* _Task instructions_
Transcribe the records exactly from the line with "Convert this document image to plain text." to the end, both included.

Dataset rows
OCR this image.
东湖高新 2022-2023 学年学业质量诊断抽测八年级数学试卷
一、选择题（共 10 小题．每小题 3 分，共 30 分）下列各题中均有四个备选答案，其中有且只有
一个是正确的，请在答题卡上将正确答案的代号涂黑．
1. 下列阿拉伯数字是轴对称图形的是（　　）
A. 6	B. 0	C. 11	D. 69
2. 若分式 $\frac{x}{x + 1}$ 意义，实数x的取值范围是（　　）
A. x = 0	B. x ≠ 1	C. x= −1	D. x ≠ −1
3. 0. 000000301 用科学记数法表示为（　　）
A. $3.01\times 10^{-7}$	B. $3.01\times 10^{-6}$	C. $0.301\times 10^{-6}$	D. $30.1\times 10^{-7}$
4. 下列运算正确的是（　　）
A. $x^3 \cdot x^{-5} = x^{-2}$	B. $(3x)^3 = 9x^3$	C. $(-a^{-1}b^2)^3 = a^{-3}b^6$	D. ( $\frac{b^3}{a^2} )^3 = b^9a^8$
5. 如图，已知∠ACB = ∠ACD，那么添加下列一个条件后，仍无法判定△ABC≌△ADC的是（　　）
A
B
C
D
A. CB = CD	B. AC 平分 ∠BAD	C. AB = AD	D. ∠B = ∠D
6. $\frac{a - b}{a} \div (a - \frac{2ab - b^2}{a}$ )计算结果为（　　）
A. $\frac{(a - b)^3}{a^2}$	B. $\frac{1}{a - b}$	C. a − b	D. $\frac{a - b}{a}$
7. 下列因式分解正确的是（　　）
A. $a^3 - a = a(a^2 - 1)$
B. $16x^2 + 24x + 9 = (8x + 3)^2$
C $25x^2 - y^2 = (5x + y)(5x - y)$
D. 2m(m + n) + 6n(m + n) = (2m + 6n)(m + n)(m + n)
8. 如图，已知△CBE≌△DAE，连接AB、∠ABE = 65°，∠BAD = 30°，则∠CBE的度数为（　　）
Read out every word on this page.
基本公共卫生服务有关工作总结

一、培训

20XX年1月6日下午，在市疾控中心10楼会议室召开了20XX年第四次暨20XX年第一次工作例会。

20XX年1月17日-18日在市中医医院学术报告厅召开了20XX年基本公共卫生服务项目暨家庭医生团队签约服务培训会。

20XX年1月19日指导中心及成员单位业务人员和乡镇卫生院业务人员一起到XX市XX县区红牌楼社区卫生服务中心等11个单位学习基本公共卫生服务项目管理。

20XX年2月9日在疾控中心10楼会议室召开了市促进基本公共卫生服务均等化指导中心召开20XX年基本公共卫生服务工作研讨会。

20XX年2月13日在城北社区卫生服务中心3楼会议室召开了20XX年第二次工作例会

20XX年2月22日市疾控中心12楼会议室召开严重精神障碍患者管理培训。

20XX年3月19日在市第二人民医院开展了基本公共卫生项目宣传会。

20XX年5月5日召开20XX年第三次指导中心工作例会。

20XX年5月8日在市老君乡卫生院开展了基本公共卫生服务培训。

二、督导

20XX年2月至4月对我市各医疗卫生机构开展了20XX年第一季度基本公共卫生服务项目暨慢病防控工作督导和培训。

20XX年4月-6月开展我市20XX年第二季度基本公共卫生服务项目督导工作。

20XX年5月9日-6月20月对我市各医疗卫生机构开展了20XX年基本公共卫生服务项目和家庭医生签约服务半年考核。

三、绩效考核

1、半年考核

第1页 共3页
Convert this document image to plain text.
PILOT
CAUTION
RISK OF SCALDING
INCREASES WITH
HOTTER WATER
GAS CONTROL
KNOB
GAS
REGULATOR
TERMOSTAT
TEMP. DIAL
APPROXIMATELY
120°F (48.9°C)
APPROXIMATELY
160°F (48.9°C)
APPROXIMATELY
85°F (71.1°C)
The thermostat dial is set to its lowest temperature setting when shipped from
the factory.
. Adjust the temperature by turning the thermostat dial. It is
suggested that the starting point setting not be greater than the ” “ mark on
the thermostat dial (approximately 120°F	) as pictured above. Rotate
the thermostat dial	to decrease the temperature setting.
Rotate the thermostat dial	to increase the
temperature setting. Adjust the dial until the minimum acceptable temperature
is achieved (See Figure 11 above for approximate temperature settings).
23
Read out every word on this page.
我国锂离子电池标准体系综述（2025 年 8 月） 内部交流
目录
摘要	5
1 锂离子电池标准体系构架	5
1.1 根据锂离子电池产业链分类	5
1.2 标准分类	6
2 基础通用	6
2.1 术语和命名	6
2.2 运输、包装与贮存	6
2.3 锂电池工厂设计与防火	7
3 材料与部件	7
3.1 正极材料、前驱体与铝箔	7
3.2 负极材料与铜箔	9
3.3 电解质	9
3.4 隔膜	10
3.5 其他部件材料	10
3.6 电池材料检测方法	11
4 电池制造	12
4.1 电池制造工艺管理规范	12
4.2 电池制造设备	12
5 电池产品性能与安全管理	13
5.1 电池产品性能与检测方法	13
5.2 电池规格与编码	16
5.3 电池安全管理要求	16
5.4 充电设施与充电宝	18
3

* _Result of this task_
Convert this document image to plain text.
PILOT
CAUTION
RISK OF SCALDING
INCREASES WITH
HOTTER WATER
GAS CONTROL
KNOB
GAS
REGULATOR
TERMOSTAT
TEMP. DIAL
APPROXIMATELY
120°F (48.9°C)
APPROXIMATELY
160°F (48.9°C)
APPROXIMATELY
85°F (71.1°C)
The thermostat dial is set to its lowest temperature setting when shipped from
the factory.
. Adjust the temperature by turning the thermostat dial. It is
suggested that the starting point setting not be greater than the ” “ mark on
the thermostat dial (approximately 120°F	) as pictured above. Rotate
the thermostat dial	to decrease the temperature setting.
Rotate the thermostat dial	to increase the
temperature setting. Adjust the dial until the minimum acceptable temperature
is achieved (See Figure 11 above for approximate temperature settings).
23
Read out every word on this page.
我国锂离子电池标准体系综述（2025 年 8 月） 内部交流
目录
摘要	5
1 锂离子电池标准体系构架	5
1.1 根据锂离子电池产业链分类	5
1.2 标准分类	6
2 基础通用	6
2.1 术语和命名	6
2.2 运输、包装与贮存	6
2.3 锂电池工厂设计与防火	7
3 材料与部件	7
3.1 正极材料、前驱体与铝箔	7
3.2 负极材料与铜箔	9
3.3 电解质	9
3.4 隔膜	10
3.5 其他部件材料	10
3.6 电池材料检测方法	11
4 电池制造	12
4.1 电池制造工艺管理规范	12
4.2 电池制造设备	12
5 电池产品性能与安全管理	13
5.1 电池产品性能与检测方法	13
5.2 电池规格与编码	16
5.3 电池安全管理要求	16
5.4 充电设施与充电宝	18
3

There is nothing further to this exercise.